### Work instructions
In the material below, the lines containing the word "Finalizar" are required; copy each of them.

+++ Provided data +++

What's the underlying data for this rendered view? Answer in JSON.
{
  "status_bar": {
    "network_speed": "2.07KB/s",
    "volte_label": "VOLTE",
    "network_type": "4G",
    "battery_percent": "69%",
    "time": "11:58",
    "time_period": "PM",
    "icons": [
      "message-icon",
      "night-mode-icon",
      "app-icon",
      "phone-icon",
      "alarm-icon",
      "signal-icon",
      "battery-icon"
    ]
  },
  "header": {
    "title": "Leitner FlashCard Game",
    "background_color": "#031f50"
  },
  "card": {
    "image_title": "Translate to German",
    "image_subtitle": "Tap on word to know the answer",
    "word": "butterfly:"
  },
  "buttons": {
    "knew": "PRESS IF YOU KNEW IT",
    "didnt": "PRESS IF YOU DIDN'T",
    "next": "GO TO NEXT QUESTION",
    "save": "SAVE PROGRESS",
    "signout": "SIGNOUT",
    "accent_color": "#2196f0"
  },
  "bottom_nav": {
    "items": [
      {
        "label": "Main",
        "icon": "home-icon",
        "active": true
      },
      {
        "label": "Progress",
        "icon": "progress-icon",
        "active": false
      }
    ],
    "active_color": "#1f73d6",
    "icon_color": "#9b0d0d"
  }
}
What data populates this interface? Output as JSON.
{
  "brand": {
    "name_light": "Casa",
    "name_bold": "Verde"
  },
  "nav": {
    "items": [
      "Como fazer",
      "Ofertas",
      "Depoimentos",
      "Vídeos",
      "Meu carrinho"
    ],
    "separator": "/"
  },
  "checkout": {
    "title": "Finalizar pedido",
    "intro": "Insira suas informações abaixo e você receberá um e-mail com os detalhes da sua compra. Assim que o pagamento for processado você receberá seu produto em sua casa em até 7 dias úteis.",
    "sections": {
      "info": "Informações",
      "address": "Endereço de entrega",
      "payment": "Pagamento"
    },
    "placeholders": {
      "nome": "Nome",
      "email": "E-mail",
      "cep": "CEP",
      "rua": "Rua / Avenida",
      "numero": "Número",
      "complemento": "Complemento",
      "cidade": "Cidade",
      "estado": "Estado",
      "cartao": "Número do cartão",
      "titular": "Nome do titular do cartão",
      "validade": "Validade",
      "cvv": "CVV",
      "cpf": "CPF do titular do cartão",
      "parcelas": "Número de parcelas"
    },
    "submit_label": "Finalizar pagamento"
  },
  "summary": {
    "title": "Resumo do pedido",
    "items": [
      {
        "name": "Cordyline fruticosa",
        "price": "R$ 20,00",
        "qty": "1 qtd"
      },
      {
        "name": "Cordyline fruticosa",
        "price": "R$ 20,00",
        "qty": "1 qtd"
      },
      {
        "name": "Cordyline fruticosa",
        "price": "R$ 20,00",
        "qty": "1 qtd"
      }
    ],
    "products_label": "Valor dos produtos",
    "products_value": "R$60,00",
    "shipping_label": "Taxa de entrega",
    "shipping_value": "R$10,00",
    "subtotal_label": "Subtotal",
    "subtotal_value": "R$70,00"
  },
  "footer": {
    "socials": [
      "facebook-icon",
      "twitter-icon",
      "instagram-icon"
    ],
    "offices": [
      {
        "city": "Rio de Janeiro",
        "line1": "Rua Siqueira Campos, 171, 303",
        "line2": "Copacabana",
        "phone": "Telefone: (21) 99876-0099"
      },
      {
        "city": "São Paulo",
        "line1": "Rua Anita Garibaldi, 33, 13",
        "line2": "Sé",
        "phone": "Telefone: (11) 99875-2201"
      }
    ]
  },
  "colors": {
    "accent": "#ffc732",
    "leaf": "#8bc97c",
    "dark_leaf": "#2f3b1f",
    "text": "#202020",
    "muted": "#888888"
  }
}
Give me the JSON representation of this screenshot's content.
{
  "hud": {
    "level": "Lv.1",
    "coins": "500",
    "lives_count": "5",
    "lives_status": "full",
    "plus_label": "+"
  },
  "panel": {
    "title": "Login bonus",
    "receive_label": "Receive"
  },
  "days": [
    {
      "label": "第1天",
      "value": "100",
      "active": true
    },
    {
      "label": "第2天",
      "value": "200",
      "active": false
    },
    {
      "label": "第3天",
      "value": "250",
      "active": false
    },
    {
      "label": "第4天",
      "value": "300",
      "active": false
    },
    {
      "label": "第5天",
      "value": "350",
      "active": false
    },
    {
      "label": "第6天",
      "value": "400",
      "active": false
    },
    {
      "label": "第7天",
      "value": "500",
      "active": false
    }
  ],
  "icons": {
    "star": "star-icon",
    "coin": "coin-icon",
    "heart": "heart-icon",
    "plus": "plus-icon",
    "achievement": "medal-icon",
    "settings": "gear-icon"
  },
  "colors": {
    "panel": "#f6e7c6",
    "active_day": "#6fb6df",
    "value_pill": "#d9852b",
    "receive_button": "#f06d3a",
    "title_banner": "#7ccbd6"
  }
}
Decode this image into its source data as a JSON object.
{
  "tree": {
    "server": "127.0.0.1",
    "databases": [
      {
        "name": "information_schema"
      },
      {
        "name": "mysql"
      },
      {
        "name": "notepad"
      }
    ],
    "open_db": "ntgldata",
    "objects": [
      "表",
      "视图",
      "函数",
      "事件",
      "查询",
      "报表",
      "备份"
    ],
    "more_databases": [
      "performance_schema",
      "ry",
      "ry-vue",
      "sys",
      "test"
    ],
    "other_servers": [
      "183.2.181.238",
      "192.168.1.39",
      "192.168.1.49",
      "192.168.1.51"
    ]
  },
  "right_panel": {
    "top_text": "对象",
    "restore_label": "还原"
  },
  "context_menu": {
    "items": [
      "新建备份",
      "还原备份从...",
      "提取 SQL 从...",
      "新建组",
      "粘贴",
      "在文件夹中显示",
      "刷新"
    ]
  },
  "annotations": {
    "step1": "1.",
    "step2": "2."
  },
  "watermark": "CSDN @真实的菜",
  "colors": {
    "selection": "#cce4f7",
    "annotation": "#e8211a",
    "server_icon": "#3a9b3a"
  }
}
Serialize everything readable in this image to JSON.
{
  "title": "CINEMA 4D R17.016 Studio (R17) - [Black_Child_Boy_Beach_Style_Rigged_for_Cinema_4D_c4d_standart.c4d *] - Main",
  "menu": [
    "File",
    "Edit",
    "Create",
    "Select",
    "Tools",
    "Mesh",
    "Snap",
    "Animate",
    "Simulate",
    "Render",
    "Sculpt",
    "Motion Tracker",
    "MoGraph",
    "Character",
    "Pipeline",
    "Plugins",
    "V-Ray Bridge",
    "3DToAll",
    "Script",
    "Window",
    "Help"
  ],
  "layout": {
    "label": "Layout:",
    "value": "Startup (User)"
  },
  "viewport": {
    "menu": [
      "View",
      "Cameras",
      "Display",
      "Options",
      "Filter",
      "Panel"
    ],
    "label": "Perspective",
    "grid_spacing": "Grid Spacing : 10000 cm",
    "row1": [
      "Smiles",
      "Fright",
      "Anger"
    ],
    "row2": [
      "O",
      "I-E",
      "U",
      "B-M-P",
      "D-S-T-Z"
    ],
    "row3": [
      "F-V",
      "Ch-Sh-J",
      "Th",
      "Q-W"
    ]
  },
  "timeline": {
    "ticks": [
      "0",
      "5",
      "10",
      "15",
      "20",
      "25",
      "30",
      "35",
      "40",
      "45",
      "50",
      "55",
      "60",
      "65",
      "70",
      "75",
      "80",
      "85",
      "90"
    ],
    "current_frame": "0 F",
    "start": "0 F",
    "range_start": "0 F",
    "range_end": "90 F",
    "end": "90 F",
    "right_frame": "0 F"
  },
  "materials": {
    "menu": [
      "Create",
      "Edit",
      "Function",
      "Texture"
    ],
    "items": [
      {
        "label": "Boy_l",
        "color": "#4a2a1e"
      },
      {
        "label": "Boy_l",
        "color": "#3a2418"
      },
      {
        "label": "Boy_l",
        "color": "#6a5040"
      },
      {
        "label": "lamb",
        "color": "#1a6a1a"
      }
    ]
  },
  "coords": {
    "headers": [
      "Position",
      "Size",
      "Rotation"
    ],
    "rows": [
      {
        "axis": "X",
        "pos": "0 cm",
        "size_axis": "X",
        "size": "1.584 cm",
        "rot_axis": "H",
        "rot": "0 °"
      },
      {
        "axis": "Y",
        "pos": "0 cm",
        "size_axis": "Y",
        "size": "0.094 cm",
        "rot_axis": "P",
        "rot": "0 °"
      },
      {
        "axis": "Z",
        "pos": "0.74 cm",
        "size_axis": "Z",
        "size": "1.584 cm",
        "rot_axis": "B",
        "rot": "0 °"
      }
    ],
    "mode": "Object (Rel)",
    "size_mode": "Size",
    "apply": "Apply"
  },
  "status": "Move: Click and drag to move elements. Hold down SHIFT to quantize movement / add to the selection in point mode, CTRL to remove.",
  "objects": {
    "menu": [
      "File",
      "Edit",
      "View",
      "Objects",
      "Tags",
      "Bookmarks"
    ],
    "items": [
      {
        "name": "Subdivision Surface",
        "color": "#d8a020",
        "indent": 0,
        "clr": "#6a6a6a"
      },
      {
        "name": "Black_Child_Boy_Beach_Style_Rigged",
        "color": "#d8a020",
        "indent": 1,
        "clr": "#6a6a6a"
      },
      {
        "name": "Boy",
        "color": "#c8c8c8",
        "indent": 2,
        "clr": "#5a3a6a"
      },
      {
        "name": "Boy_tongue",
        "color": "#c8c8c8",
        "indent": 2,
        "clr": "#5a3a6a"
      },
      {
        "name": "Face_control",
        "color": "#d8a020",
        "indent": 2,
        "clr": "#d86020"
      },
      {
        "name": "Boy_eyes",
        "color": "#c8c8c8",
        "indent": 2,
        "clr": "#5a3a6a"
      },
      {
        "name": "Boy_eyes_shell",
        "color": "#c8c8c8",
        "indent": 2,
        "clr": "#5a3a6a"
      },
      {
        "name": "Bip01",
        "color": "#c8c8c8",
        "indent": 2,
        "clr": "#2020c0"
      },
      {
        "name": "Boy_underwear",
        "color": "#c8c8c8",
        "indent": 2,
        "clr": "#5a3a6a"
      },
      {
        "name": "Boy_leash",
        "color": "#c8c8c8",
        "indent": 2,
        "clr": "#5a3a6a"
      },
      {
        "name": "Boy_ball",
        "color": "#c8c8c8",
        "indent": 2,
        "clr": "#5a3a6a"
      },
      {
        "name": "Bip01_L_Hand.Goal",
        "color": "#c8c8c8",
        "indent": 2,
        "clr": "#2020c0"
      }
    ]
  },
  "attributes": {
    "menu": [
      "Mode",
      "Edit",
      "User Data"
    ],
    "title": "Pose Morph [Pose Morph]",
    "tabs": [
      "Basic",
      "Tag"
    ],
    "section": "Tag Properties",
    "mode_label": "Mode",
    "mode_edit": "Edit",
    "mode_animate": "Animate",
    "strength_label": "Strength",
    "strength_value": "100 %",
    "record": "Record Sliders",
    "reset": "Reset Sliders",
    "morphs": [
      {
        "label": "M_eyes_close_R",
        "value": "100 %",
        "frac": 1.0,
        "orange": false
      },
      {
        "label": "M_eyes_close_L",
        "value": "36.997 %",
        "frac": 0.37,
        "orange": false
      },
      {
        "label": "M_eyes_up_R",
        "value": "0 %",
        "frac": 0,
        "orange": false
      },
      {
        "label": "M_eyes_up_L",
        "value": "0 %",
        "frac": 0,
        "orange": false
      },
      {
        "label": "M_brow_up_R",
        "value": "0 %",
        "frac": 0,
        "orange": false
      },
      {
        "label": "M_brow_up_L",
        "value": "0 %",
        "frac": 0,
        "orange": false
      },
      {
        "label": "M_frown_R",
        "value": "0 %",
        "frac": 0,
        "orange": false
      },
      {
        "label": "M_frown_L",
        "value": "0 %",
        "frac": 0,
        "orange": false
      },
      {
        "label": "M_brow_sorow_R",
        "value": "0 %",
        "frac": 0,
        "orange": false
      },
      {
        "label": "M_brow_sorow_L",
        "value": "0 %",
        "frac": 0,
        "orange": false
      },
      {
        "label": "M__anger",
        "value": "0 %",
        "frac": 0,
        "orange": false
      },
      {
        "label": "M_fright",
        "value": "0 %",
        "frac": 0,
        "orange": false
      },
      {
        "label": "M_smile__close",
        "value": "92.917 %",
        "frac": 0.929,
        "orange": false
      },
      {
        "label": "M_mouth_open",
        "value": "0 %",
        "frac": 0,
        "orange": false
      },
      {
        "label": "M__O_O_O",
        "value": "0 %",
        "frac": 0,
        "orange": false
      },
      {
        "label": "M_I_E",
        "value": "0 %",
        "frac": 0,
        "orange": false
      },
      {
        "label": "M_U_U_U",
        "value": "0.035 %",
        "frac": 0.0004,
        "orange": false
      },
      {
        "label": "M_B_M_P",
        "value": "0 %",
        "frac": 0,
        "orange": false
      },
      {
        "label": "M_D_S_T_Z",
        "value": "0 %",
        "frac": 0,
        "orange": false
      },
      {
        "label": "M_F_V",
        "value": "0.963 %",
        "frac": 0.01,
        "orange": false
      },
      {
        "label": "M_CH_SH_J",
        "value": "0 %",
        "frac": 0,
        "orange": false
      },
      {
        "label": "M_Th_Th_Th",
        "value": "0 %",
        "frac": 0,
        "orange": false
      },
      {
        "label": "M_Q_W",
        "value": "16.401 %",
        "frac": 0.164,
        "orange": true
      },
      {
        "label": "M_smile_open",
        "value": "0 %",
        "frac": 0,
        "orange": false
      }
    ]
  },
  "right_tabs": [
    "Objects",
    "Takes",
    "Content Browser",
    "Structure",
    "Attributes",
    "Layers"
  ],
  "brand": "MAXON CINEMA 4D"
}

+++

### Answer for this exercise
    "title": "Finalizar pedido",
    "submit_label": "Finalizar pagamento"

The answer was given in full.